■ **Exercise task**
Work out the number of lines containing "ylabel". Give that number alone.

===== Provided material

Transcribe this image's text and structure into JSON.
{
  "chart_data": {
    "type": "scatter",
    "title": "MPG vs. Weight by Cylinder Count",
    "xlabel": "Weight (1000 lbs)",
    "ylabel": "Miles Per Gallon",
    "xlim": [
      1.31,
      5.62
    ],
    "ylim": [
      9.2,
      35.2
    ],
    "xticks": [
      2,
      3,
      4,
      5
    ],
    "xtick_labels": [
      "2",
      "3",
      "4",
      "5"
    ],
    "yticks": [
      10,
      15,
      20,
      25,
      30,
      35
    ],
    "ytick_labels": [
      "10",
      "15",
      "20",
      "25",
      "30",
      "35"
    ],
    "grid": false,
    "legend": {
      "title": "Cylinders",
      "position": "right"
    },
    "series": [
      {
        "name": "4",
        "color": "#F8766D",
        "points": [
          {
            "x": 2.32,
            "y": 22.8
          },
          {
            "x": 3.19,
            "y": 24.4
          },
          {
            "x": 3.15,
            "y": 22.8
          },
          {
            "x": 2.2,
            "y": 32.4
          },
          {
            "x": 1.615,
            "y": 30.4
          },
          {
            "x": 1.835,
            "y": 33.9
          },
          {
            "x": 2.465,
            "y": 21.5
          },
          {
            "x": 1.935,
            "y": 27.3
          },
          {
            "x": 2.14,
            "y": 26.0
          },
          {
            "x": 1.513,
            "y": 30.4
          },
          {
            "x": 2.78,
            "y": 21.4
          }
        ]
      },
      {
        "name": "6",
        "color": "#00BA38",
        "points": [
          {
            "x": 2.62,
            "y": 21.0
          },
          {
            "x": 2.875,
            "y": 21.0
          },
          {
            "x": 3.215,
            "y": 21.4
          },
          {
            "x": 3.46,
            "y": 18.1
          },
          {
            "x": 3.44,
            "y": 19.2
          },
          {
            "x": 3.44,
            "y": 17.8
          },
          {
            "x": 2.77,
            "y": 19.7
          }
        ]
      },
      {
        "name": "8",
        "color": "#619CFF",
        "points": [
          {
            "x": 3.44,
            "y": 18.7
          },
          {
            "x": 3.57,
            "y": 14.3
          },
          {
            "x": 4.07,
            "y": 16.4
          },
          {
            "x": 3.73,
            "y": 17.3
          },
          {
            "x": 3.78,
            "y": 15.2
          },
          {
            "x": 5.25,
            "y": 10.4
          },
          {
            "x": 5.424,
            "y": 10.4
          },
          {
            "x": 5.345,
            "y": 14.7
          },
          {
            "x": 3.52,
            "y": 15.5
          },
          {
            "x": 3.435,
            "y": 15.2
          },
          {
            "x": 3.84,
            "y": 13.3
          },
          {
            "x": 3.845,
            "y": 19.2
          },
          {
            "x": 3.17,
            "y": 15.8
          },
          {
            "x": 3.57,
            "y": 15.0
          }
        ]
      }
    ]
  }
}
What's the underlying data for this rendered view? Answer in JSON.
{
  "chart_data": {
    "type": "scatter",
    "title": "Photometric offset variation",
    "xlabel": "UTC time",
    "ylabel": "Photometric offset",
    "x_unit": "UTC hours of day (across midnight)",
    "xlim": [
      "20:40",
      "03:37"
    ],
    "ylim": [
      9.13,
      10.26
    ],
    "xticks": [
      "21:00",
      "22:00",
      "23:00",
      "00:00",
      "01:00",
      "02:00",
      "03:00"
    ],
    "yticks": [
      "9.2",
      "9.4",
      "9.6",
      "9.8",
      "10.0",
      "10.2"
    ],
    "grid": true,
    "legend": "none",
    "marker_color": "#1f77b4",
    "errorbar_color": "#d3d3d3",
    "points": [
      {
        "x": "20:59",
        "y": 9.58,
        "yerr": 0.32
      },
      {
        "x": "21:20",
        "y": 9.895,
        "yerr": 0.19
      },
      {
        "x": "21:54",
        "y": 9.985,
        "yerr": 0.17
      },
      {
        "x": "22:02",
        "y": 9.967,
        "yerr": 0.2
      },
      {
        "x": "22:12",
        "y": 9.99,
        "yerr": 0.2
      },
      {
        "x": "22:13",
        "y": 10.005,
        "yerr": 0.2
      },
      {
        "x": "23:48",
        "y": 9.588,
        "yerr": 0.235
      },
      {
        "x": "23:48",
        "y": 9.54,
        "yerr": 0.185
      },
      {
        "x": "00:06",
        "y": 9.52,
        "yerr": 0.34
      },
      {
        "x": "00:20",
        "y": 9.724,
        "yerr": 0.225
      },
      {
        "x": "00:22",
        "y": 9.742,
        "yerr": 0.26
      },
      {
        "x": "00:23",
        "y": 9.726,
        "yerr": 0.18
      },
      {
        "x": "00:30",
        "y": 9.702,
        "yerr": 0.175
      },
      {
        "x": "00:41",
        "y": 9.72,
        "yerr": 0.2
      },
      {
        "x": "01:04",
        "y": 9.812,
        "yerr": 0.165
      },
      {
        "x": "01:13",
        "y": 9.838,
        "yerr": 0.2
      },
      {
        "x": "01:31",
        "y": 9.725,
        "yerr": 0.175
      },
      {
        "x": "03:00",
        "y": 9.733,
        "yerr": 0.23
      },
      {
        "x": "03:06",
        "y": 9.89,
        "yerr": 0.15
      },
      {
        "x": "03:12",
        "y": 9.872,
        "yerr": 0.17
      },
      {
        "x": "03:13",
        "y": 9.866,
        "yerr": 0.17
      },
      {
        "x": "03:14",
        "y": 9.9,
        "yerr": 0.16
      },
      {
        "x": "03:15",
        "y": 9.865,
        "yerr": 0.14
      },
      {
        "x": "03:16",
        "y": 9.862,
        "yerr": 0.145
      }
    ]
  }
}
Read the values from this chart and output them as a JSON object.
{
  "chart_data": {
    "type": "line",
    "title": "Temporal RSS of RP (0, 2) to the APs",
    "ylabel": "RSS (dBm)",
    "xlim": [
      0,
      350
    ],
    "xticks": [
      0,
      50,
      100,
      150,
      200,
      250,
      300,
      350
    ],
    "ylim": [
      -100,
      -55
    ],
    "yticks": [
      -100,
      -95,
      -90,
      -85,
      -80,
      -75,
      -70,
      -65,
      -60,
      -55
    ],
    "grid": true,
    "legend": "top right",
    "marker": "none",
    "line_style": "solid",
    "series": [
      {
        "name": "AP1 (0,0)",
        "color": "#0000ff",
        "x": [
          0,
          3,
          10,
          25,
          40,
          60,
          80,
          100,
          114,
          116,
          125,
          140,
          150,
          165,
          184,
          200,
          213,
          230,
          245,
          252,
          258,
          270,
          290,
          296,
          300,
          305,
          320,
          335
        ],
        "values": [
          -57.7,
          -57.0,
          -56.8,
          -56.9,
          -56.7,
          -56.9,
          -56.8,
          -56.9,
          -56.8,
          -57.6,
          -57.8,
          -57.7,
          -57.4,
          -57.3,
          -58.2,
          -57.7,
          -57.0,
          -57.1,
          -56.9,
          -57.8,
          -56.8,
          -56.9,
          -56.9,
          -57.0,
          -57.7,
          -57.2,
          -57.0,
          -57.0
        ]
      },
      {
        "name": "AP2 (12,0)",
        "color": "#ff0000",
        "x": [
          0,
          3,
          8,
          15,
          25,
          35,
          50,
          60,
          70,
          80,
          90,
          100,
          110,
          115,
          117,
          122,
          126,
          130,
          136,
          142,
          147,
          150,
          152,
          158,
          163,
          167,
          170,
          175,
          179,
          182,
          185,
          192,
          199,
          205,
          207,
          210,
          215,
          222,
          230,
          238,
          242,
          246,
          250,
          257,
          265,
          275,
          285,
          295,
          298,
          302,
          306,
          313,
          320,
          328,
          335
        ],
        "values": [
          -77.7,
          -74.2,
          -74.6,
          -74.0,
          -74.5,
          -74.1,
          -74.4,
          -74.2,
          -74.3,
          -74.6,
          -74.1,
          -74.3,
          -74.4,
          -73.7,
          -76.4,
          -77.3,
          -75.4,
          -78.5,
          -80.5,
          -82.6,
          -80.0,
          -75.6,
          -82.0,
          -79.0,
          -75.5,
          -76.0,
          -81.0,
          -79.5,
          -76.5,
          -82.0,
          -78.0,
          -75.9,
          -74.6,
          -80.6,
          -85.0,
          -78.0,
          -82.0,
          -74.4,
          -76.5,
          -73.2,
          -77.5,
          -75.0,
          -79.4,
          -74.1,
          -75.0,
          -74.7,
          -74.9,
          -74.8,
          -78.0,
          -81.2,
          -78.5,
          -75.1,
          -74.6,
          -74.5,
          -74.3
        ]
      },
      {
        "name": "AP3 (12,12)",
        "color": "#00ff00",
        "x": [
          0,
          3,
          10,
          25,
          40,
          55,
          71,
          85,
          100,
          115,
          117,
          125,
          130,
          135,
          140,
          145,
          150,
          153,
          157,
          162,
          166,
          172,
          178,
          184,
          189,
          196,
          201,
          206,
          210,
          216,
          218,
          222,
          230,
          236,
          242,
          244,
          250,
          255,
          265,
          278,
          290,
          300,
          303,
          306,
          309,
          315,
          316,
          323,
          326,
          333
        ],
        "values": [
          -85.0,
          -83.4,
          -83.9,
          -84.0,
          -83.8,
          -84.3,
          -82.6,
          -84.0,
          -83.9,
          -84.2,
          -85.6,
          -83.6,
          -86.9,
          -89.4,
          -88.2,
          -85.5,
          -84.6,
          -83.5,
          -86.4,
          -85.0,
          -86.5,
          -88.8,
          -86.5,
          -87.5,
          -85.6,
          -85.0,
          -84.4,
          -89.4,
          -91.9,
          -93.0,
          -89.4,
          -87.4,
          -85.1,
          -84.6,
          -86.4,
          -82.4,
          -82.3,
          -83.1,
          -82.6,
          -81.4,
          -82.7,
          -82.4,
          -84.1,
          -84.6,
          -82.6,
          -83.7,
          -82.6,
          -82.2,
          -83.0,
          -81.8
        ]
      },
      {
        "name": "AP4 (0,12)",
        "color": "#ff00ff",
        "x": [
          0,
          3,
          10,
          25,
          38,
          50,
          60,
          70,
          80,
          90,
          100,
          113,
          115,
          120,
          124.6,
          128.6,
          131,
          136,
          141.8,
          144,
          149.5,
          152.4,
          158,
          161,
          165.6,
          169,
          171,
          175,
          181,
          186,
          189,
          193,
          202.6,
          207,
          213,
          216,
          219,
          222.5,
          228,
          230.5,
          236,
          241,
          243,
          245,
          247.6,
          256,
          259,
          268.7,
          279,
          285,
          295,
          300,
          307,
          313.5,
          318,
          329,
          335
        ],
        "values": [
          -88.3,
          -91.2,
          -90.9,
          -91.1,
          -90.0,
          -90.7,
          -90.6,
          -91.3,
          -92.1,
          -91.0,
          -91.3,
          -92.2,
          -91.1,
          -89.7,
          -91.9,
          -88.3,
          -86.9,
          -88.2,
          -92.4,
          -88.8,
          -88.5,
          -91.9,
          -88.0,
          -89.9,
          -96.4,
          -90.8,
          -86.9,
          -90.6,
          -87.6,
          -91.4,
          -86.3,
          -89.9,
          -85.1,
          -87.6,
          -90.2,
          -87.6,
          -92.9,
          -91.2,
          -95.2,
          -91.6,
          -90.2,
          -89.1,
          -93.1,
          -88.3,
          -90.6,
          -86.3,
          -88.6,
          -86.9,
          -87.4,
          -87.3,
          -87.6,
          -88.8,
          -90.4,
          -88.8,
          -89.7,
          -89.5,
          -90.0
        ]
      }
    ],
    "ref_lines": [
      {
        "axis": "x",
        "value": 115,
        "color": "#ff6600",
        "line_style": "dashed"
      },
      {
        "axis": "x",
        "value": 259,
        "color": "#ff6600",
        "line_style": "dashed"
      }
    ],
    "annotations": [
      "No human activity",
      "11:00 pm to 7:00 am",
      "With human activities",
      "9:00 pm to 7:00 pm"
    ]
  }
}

==========

■ **Task answer**
3